YOUR TASK
The answer should contain each record below, repeated exactly.

(Records from a dataset)

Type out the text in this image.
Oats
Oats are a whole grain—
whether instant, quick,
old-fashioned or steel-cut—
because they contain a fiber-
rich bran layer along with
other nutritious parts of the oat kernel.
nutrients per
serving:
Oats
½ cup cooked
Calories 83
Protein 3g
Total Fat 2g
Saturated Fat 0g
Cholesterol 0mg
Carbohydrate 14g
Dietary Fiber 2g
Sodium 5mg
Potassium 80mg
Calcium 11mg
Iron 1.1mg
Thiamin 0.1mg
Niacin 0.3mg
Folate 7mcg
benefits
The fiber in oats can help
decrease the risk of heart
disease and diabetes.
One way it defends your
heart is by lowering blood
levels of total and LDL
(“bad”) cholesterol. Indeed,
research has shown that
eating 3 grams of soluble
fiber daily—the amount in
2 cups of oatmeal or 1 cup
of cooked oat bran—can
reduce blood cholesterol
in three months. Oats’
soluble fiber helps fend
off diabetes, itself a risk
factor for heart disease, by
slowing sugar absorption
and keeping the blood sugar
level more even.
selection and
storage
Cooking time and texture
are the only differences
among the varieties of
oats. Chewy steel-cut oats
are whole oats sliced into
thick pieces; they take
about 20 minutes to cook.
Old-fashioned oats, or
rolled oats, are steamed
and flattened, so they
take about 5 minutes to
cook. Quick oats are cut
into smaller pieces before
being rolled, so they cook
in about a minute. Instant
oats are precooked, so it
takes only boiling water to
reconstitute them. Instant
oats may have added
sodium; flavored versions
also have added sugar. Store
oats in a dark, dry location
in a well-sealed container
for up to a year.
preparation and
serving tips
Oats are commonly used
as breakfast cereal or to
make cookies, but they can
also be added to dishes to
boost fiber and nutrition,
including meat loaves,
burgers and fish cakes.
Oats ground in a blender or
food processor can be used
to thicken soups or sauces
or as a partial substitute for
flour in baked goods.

WRITTEN ANSWER
Type out the text in this image.
Oats
Oats are a whole grain—
whether instant, quick,
old-fashioned or steel-cut—
because they contain a fiber-
rich bran layer along with
other nutritious parts of the oat kernel.
nutrients per
serving:
Oats
½ cup cooked
Calories 83
Protein 3g
Total Fat 2g
Saturated Fat 0g
Cholesterol 0mg
Carbohydrate 14g
Dietary Fiber 2g
Sodium 5mg
Potassium 80mg
Calcium 11mg
Iron 1.1mg
Thiamin 0.1mg
Niacin 0.3mg
Folate 7mcg
benefits
The fiber in oats can help
decrease the risk of heart
disease and diabetes.
One way it defends your
heart is by lowering blood
levels of total and LDL
(“bad”) cholesterol. Indeed,
research has shown that
eating 3 grams of soluble
fiber daily—the amount in
2 cups of oatmeal or 1 cup
of cooked oat bran—can
reduce blood cholesterol
in three months. Oats’
soluble fiber helps fend
off diabetes, itself a risk
factor for heart disease, by
slowing sugar absorption
and keeping the blood sugar
level more even.
selection and
storage
Cooking time and texture
are the only differences
among the varieties of
oats. Chewy steel-cut oats
are whole oats sliced into
thick pieces; they take
about 20 minutes to cook.
Old-fashioned oats, or
rolled oats, are steamed
and flattened, so they
take about 5 minutes to
cook. Quick oats are cut
into smaller pieces before
being rolled, so they cook
in about a minute. Instant
oats are precooked, so it
takes only boiling water to
reconstitute them. Instant
oats may have added
sodium; flavored versions
also have added sugar. Store
oats in a dark, dry location
in a well-sealed container
for up to a year.
preparation and
serving tips
Oats are commonly used
as breakfast cereal or to
make cookies, but they can
also be added to dishes to
boost fiber and nutrition,
including meat loaves,
burgers and fish cakes.
Oats ground in a blender or
food processor can be used
to thicken soups or sauces
or as a partial substitute for
flour in baked goods.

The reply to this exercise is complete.